**Exercise brief:** Repeat the whole of the data, keeping every detail the same.

**Records provided:**

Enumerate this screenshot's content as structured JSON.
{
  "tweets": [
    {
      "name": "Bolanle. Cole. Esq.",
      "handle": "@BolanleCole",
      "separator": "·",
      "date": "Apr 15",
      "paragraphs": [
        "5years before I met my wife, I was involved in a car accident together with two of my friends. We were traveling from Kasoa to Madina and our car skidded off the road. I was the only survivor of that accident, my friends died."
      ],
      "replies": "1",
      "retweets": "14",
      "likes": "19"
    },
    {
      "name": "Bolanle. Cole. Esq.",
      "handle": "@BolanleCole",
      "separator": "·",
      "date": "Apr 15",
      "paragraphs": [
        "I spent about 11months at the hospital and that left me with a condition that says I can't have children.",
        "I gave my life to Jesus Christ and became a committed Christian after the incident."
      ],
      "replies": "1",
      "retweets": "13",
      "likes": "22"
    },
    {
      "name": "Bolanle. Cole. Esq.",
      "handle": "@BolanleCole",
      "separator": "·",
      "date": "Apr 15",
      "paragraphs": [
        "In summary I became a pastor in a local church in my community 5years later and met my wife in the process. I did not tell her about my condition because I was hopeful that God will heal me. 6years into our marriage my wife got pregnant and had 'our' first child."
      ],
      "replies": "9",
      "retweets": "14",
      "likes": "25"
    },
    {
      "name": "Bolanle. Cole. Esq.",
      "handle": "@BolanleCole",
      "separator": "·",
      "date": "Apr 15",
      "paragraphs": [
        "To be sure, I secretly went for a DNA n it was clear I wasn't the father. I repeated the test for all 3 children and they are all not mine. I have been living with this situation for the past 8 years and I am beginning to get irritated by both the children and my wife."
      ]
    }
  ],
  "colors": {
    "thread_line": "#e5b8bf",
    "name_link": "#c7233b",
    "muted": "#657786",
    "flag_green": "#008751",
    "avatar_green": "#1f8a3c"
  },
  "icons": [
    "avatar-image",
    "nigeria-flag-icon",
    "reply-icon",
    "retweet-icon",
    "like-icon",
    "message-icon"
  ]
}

**Task solution:**
Enumerate this screenshot's content as structured JSON.
{
  "tweets": [
    {
      "name": "Bolanle. Cole. Esq.",
      "handle": "@BolanleCole",
      "separator": "·",
      "date": "Apr 15",
      "paragraphs": [
        "5years before I met my wife, I was involved in a car accident together with two of my friends. We were traveling from Kasoa to Madina and our car skidded off the road. I was the only survivor of that accident, my friends died."
      ],
      "replies": "1",
      "retweets": "14",
      "likes": "19"
    },
    {
      "name": "Bolanle. Cole. Esq.",
      "handle": "@BolanleCole",
      "separator": "·",
      "date": "Apr 15",
      "paragraphs": [
        "I spent about 11months at the hospital and that left me with a condition that says I can't have children.",
        "I gave my life to Jesus Christ and became a committed Christian after the incident."
      ],
      "replies": "1",
      "retweets": "13",
      "likes": "22"
    },
    {
      "name": "Bolanle. Cole. Esq.",
      "handle": "@BolanleCole",
      "separator": "·",
      "date": "Apr 15",
      "paragraphs": [
        "In summary I became a pastor in a local church in my community 5years later and met my wife in the process. I did not tell her about my condition because I was hopeful that God will heal me. 6years into our marriage my wife got pregnant and had 'our' first child."
      ],
      "replies": "9",
      "retweets": "14",
      "likes": "25"
    },
    {
      "name": "Bolanle. Cole. Esq.",
      "handle": "@BolanleCole",
      "separator": "·",
      "date": "Apr 15",
      "paragraphs": [
        "To be sure, I secretly went for a DNA n it was clear I wasn't the father. I repeated the test for all 3 children and they are all not mine. I have been living with this situation for the past 8 years and I am beginning to get irritated by both the children and my wife."
      ]
    }
  ],
  "colors": {
    "thread_line": "#e5b8bf",
    "name_link": "#c7233b",
    "muted": "#657786",
    "flag_green": "#008751",
    "avatar_green": "#1f8a3c"
  },
  "icons": [
    "avatar-image",
    "nigeria-flag-icon",
    "reply-icon",
    "retweet-icon",
    "like-icon",
    "message-icon"
  ]
}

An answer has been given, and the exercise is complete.